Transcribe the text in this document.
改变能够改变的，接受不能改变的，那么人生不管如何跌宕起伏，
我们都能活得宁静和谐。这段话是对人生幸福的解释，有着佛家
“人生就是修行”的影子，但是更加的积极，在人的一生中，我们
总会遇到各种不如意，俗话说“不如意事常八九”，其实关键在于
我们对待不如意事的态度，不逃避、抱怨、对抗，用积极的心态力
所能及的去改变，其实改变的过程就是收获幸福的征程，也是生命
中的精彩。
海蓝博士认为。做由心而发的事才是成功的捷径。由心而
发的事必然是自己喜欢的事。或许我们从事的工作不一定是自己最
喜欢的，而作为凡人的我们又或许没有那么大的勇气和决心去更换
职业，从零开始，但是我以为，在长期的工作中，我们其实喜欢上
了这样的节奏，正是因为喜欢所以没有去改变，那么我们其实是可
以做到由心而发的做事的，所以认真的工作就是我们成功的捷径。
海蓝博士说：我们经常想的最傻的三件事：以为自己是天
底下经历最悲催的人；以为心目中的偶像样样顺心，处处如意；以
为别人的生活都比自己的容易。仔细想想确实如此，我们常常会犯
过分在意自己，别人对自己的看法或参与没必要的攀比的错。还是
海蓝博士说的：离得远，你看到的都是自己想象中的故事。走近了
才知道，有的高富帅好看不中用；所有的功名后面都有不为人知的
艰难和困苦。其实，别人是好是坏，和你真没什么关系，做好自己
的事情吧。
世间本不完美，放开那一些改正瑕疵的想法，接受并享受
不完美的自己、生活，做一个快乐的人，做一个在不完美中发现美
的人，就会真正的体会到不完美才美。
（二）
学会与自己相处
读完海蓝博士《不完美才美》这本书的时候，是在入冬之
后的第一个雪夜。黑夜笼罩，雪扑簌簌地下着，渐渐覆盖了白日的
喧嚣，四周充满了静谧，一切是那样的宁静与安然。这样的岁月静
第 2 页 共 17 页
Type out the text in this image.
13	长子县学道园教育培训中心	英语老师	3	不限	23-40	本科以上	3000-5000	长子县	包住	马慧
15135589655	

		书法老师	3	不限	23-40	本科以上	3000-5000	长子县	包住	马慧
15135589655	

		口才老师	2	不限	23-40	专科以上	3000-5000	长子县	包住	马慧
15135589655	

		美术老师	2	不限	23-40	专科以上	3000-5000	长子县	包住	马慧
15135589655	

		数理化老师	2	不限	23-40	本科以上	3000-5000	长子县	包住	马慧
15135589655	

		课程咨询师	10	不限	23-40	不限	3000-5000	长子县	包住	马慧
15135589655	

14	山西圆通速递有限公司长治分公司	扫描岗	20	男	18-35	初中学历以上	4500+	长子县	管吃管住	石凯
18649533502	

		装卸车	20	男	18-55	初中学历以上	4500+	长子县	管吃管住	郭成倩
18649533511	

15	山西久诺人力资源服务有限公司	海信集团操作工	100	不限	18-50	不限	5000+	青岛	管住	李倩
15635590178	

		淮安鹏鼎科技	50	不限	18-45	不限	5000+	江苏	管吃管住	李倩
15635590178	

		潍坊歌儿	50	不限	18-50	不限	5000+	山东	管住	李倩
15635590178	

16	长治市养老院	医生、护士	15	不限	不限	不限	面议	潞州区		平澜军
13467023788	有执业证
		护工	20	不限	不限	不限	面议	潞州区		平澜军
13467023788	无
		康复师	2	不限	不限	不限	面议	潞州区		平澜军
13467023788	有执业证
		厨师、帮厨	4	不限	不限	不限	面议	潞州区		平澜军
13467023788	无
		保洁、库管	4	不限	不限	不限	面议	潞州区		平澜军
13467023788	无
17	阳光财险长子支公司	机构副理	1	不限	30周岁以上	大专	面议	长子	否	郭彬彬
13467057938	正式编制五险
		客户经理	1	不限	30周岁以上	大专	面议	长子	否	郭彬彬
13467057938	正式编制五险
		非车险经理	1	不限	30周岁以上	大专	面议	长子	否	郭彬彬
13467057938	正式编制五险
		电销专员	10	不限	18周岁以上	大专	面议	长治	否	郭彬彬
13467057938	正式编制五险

What is asked: Using the listing above, show every line that includes the string "本科以上".

Task response:
13	长子县学道园教育培训中心	英语老师	3	不限	23-40	本科以上	3000-5000	长子县	包住	马慧
		书法老师	3	不限	23-40	本科以上	3000-5000	长子县	包住	马慧
		数理化老师	2	不限	23-40	本科以上	3000-5000	长子县	包住	马慧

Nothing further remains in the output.